> _INPUT MATERIAL_
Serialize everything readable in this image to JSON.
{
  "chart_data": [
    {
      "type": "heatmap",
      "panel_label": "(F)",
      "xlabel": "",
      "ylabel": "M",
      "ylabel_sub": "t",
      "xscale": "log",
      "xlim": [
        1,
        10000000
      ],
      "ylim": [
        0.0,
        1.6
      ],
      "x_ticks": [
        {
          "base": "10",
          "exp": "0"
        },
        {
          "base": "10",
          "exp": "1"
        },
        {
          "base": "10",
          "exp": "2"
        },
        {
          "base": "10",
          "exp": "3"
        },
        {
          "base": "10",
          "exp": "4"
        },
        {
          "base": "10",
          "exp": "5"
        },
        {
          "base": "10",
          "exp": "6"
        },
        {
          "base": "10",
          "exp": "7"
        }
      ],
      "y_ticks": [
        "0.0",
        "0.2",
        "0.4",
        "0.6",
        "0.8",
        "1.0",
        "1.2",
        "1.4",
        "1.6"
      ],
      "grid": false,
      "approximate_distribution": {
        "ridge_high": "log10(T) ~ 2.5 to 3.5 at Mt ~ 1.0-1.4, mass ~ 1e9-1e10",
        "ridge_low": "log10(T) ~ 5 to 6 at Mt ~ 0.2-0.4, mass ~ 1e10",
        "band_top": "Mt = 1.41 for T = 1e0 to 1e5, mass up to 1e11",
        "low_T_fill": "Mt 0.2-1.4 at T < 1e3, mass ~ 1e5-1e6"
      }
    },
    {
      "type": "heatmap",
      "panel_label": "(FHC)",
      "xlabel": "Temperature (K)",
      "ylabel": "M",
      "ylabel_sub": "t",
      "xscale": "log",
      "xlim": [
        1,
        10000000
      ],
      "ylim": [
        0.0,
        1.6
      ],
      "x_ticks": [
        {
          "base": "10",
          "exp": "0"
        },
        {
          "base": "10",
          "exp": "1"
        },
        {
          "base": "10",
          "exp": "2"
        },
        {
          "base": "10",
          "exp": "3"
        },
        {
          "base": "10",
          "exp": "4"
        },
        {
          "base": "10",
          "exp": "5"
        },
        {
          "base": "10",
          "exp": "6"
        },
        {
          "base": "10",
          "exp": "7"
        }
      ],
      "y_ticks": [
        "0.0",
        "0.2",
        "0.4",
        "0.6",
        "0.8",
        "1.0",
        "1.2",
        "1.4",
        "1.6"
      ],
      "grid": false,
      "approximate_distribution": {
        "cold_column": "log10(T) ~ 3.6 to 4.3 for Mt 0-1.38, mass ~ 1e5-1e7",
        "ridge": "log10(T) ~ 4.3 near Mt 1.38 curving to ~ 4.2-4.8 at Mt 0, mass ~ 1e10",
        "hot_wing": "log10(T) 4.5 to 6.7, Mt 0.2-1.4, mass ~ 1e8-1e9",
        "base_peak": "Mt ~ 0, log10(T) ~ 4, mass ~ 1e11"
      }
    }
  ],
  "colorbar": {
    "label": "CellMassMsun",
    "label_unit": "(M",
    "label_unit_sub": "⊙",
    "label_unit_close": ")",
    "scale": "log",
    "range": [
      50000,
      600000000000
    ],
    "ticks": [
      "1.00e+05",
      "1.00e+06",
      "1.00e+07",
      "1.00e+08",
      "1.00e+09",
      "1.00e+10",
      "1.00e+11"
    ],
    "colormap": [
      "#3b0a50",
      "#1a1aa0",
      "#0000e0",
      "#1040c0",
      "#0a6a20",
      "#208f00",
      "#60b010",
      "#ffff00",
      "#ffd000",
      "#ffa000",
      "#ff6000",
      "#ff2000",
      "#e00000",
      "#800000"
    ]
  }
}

> _WHAT TO DO_
Every line above should be written out again exactly as it stands.

> _REPLY_
Serialize everything readable in this image to JSON.
{
  "chart_data": [
    {
      "type": "heatmap",
      "panel_label": "(F)",
      "xlabel": "",
      "ylabel": "M",
      "ylabel_sub": "t",
      "xscale": "log",
      "xlim": [
        1,
        10000000
      ],
      "ylim": [
        0.0,
        1.6
      ],
      "x_ticks": [
        {
          "base": "10",
          "exp": "0"
        },
        {
          "base": "10",
          "exp": "1"
        },
        {
          "base": "10",
          "exp": "2"
        },
        {
          "base": "10",
          "exp": "3"
        },
        {
          "base": "10",
          "exp": "4"
        },
        {
          "base": "10",
          "exp": "5"
        },
        {
          "base": "10",
          "exp": "6"
        },
        {
          "base": "10",
          "exp": "7"
        }
      ],
      "y_ticks": [
        "0.0",
        "0.2",
        "0.4",
        "0.6",
        "0.8",
        "1.0",
        "1.2",
        "1.4",
        "1.6"
      ],
      "grid": false,
      "approximate_distribution": {
        "ridge_high": "log10(T) ~ 2.5 to 3.5 at Mt ~ 1.0-1.4, mass ~ 1e9-1e10",
        "ridge_low": "log10(T) ~ 5 to 6 at Mt ~ 0.2-0.4, mass ~ 1e10",
        "band_top": "Mt = 1.41 for T = 1e0 to 1e5, mass up to 1e11",
        "low_T_fill": "Mt 0.2-1.4 at T < 1e3, mass ~ 1e5-1e6"
      }
    },
    {
      "type": "heatmap",
      "panel_label": "(FHC)",
      "xlabel": "Temperature (K)",
      "ylabel": "M",
      "ylabel_sub": "t",
      "xscale": "log",
      "xlim": [
        1,
        10000000
      ],
      "ylim": [
        0.0,
        1.6
      ],
      "x_ticks": [
        {
          "base": "10",
          "exp": "0"
        },
        {
          "base": "10",
          "exp": "1"
        },
        {
          "base": "10",
          "exp": "2"
        },
        {
          "base": "10",
          "exp": "3"
        },
        {
          "base": "10",
          "exp": "4"
        },
        {
          "base": "10",
          "exp": "5"
        },
        {
          "base": "10",
          "exp": "6"
        },
        {
          "base": "10",
          "exp": "7"
        }
      ],
      "y_ticks": [
        "0.0",
        "0.2",
        "0.4",
        "0.6",
        "0.8",
        "1.0",
        "1.2",
        "1.4",
        "1.6"
      ],
      "grid": false,
      "approximate_distribution": {
        "cold_column": "log10(T) ~ 3.6 to 4.3 for Mt 0-1.38, mass ~ 1e5-1e7",
        "ridge": "log10(T) ~ 4.3 near Mt 1.38 curving to ~ 4.2-4.8 at Mt 0, mass ~ 1e10",
        "hot_wing": "log10(T) 4.5 to 6.7, Mt 0.2-1.4, mass ~ 1e8-1e9",
        "base_peak": "Mt ~ 0, log10(T) ~ 4, mass ~ 1e11"
      }
    }
  ],
  "colorbar": {
    "label": "CellMassMsun",
    "label_unit": "(M",
    "label_unit_sub": "⊙",
    "label_unit_close": ")",
    "scale": "log",
    "range": [
      50000,
      600000000000
    ],
    "ticks": [
      "1.00e+05",
      "1.00e+06",
      "1.00e+07",
      "1.00e+08",
      "1.00e+09",
      "1.00e+10",
      "1.00e+11"
    ],
    "colormap": [
      "#3b0a50",
      "#1a1aa0",
      "#0000e0",
      "#1040c0",
      "#0a6a20",
      "#208f00",
      "#60b010",
      "#ffff00",
      "#ffd000",
      "#ffa000",
      "#ff6000",
      "#ff2000",
      "#e00000",
      "#800000"
    ]
  }
}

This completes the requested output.